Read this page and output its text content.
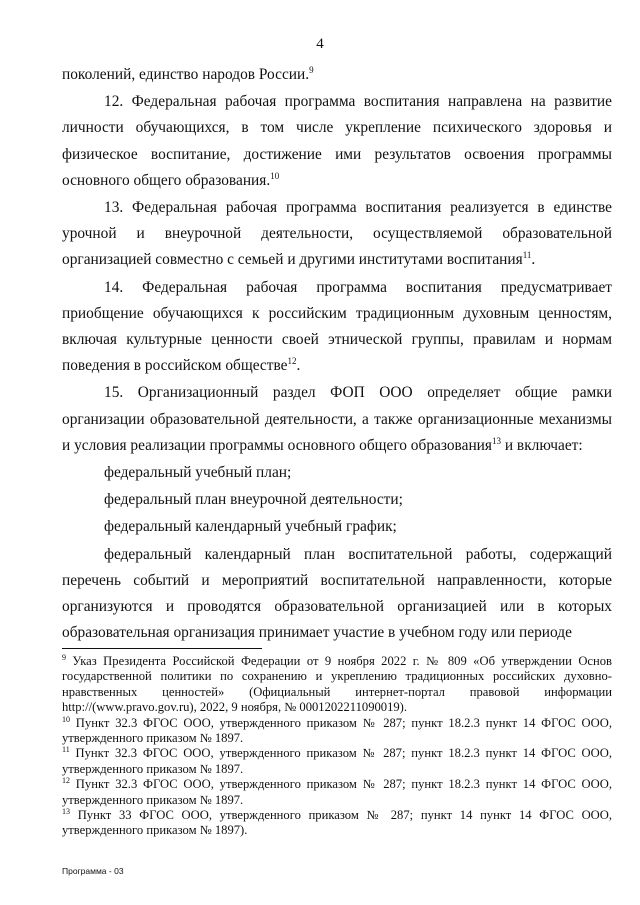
4

поколений, единство народов России.$^9$

12. Федеральная рабочая программа воспитания направлена на развитие личности обучающихся, в том числе укрепление психического здоровья и физическое воспитание, достижение ими результатов освоения программы основного общего образования.$^{10}$

13. Федеральная рабочая программа воспитания реализуется в единстве урочной и внеурочной деятельности, осуществляемой образовательной организацией совместно с семьей и другими институтами воспитания$^{11}$.

14. Федеральная рабочая программа воспитания предусматривает приобщение обучающихся к российским традиционным духовным ценностям, включая культурные ценности своей этнической группы, правилам и нормам поведения в российском обществе$^{12}$.

15. Организационный раздел ФОП ООО определяет общие рамки организации образовательной деятельности, а также организационные механизмы и условия реализации программы основного общего образования$^{13}$ и включает:

федеральный учебный план;

федеральный план внеурочной деятельности;

федеральный календарный учебный график;

федеральный календарный план воспитательной работы, содержащий перечень событий и мероприятий воспитательной направленности, которые организуются и проводятся образовательной организацией или в которых образовательная организация принимает участие в учебном году или периоде

$^9$ Указ Президента Российской Федерации от 9 ноября 2022 г. № 809 «Об утверждении Основ государственной политики по сохранению и укреплению традиционных российских духовно-нравственных ценностей» (Официальный интернет-портал правовой информации http://(www.pravo.gov.ru), 2022, 9 ноября, № 0001202211090019).

$^{10}$ Пункт 32.3 ФГОС ООО, утвержденного приказом № 287; пункт 18.2.3 пункт 14 ФГОС ООО, утвержденного приказом № 1897.

$^{11}$ Пункт 32.3 ФГОС ООО, утвержденного приказом № 287; пункт 18.2.3 пункт 14 ФГОС ООО, утвержденного приказом № 1897.

$^{12}$ Пункт 32.3 ФГОС ООО, утвержденного приказом № 287; пункт 18.2.3 пункт 14 ФГОС ООО, утвержденного приказом № 1897.

$^{13}$ Пункт 33 ФГОС ООО, утвержденного приказом № 287; пункт 14 пункт 14 ФГОС ООО, утвержденного приказом № 1897).

Программа - 03
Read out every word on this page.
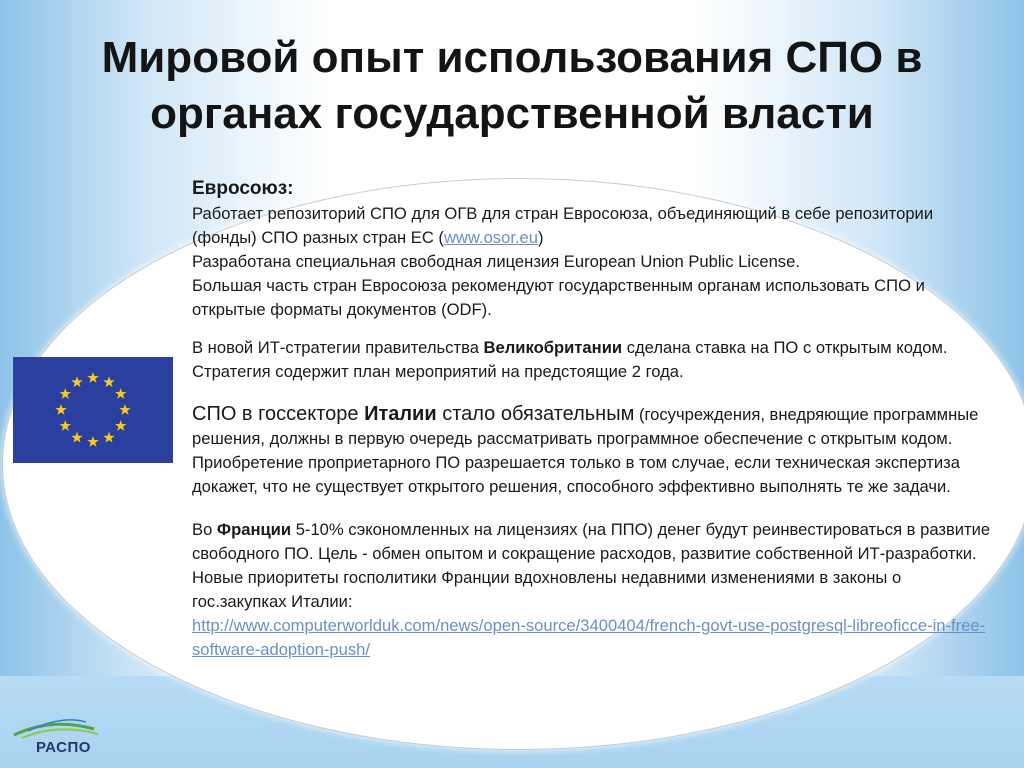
Мировой опыт использования СПО в органах государственной власти

Евросоюз:

Работает репозиторий СПО для ОГВ для стран Евросоюза, объединяющий в себе репозитории (фонды) СПО разных стран ЕС (www.osor.eu)

Разработана специальная свободная лицензия European Union Public License.

Большая часть стран Евросоюза рекомендуют государственным органам использовать СПО и открытые форматы документов (ODF).

В новой ИТ-стратегии правительства Великобритании сделана ставка на ПО с открытым кодом. Стратегия содержит план мероприятий на предстоящие 2 года.

СПО в госсекторе Италии стало обязательным (госучреждения, внедряющие программные решения, должны в первую очередь рассматривать программное обеспечение с открытым кодом. Приобретение проприетарного ПО разрешается только в том случае, если техническая экспертиза докажет, что не существует открытого решения, способного эффективно выполнять те же задачи.

Во Франции 5-10% сэкономленных на лицензиях (на ППО) денег будут реинвестироваться в развитие свободного ПО. Цель - обмен опытом и сокращение расходов, развитие собственной ИТ-разработки. Новые приоритеты госполитики Франции вдохновлены недавними изменениями в законы о гос.закупках Италии:

http://www.computerworlduk.com/news/open-source/3400404/french-govt-use-postgresql-libreoficce-in-free-software-adoption-push/

РАСПО
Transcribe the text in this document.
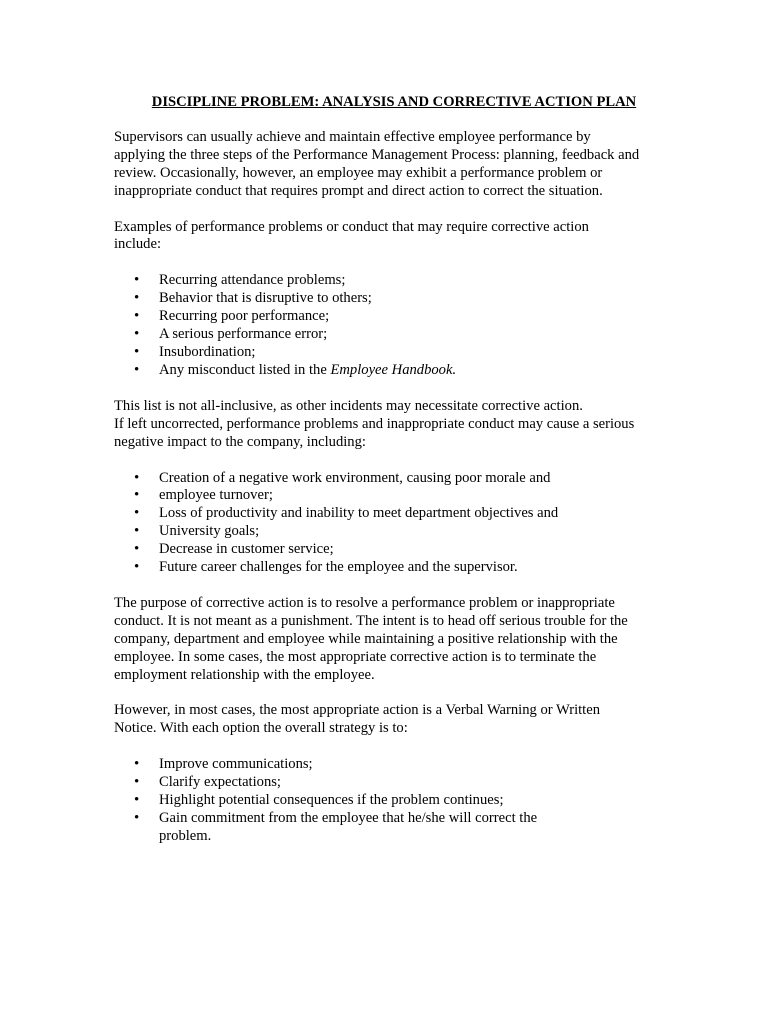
DISCIPLINE PROBLEM: ANALYSIS AND CORRECTIVE ACTION PLAN

Supervisors can usually achieve and maintain effective employee performance by
applying the three steps of the Performance Management Process: planning, feedback and
review. Occasionally, however, an employee may exhibit a performance problem or
inappropriate conduct that requires prompt and direct action to correct the situation.

Examples of performance problems or conduct that may require corrective action
include:

•
Recurring attendance problems;
•
Behavior that is disruptive to others;
•
Recurring poor performance;
•
A serious performance error;
•
Insubordination;
•
Any misconduct listed in the Employee Handbook.

This list is not all-inclusive, as other incidents may necessitate corrective action.
If left uncorrected, performance problems and inappropriate conduct may cause a serious
negative impact to the company, including:

•
Creation of a negative work environment, causing poor morale and
•
employee turnover;
•
Loss of productivity and inability to meet department objectives and
•
University goals;
•
Decrease in customer service;
•
Future career challenges for the employee and the supervisor.

The purpose of corrective action is to resolve a performance problem or inappropriate
conduct. It is not meant as a punishment. The intent is to head off serious trouble for the
company, department and employee while maintaining a positive relationship with the
employee. In some cases, the most appropriate corrective action is to terminate the
employment relationship with the employee.

However, in most cases, the most appropriate action is a Verbal Warning or Written
Notice. With each option the overall strategy is to:

•
Improve communications;
•
Clarify expectations;
•
Highlight potential consequences if the problem continues;
•
Gain commitment from the employee that he/she will correct the
problem.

***

TASK BRIEF:
Nothing in the entries should change as you copy them, except that the pictures are left out.

RESPONSE:
Read this page and output its text content.
4

поколений, единство народов России.$^9$

12. Федеральная рабочая программа воспитания направлена на развитие личности обучающихся, в том числе укрепление психического здоровья и физическое воспитание, достижение ими результатов освоения программы основного общего образования.$^{10}$

13. Федеральная рабочая программа воспитания реализуется в единстве урочной и внеурочной деятельности, осуществляемой образовательной организацией совместно с семьей и другими институтами воспитания$^{11}$.

14. Федеральная рабочая программа воспитания предусматривает приобщение обучающихся к российским традиционным духовным ценностям, включая культурные ценности своей этнической группы, правилам и нормам поведения в российском обществе$^{12}$.

15. Организационный раздел ФОП ООО определяет общие рамки организации образовательной деятельности, а также организационные механизмы и условия реализации программы основного общего образования$^{13}$ и включает:

федеральный учебный план;

федеральный план внеурочной деятельности;

федеральный календарный учебный график;

федеральный календарный план воспитательной работы, содержащий перечень событий и мероприятий воспитательной направленности, которые организуются и проводятся образовательной организацией или в которых образовательная организация принимает участие в учебном году или периоде

$^9$ Указ Президента Российской Федерации от 9 ноября 2022 г. № 809 «Об утверждении Основ государственной политики по сохранению и укреплению традиционных российских духовно-нравственных ценностей» (Официальный интернет-портал правовой информации http://(www.pravo.gov.ru), 2022, 9 ноября, № 0001202211090019).

$^{10}$ Пункт 32.3 ФГОС ООО, утвержденного приказом № 287; пункт 18.2.3 пункт 14 ФГОС ООО, утвержденного приказом № 1897.

$^{11}$ Пункт 32.3 ФГОС ООО, утвержденного приказом № 287; пункт 18.2.3 пункт 14 ФГОС ООО, утвержденного приказом № 1897.

$^{12}$ Пункт 32.3 ФГОС ООО, утвержденного приказом № 287; пункт 18.2.3 пункт 14 ФГОС ООО, утвержденного приказом № 1897.

$^{13}$ Пункт 33 ФГОС ООО, утвержденного приказом № 287; пункт 14 пункт 14 ФГОС ООО, утвержденного приказом № 1897).

Программа - 03
Read out every word on this page.
Мировой опыт использования СПО в органах государственной власти

Евросоюз:

Работает репозиторий СПО для ОГВ для стран Евросоюза, объединяющий в себе репозитории (фонды) СПО разных стран ЕС (www.osor.eu)

Разработана специальная свободная лицензия European Union Public License.

Большая часть стран Евросоюза рекомендуют государственным органам использовать СПО и открытые форматы документов (ODF).

В новой ИТ-стратегии правительства Великобритании сделана ставка на ПО с открытым кодом. Стратегия содержит план мероприятий на предстоящие 2 года.

СПО в госсекторе Италии стало обязательным (госучреждения, внедряющие программные решения, должны в первую очередь рассматривать программное обеспечение с открытым кодом. Приобретение проприетарного ПО разрешается только в том случае, если техническая экспертиза докажет, что не существует открытого решения, способного эффективно выполнять те же задачи.

Во Франции 5-10% сэкономленных на лицензиях (на ППО) денег будут реинвестироваться в развитие свободного ПО. Цель - обмен опытом и сокращение расходов, развитие собственной ИТ-разработки. Новые приоритеты госполитики Франции вдохновлены недавними изменениями в законы о гос.закупках Италии:

http://www.computerworlduk.com/news/open-source/3400404/french-govt-use-postgresql-libreoficce-in-free-software-adoption-push/

РАСПО
Transcribe the text in this document.
DISCIPLINE PROBLEM: ANALYSIS AND CORRECTIVE ACTION PLAN

Supervisors can usually achieve and maintain effective employee performance by
applying the three steps of the Performance Management Process: planning, feedback and
review. Occasionally, however, an employee may exhibit a performance problem or
inappropriate conduct that requires prompt and direct action to correct the situation.

Examples of performance problems or conduct that may require corrective action
include:

•
Recurring attendance problems;
•
Behavior that is disruptive to others;
•
Recurring poor performance;
•
A serious performance error;
•
Insubordination;
•
Any misconduct listed in the Employee Handbook.

This list is not all-inclusive, as other incidents may necessitate corrective action.
If left uncorrected, performance problems and inappropriate conduct may cause a serious
negative impact to the company, including:

•
Creation of a negative work environment, causing poor morale and
•
employee turnover;
•
Loss of productivity and inability to meet department objectives and
•
University goals;
•
Decrease in customer service;
•
Future career challenges for the employee and the supervisor.

The purpose of corrective action is to resolve a performance problem or inappropriate
conduct. It is not meant as a punishment. The intent is to head off serious trouble for the
company, department and employee while maintaining a positive relationship with the
employee. In some cases, the most appropriate corrective action is to terminate the
employment relationship with the employee.

However, in most cases, the most appropriate action is a Verbal Warning or Written
Notice. With each option the overall strategy is to:

•
Improve communications;
•
Clarify expectations;
•
Highlight potential consequences if the problem continues;
•
Gain commitment from the employee that he/she will correct the
problem.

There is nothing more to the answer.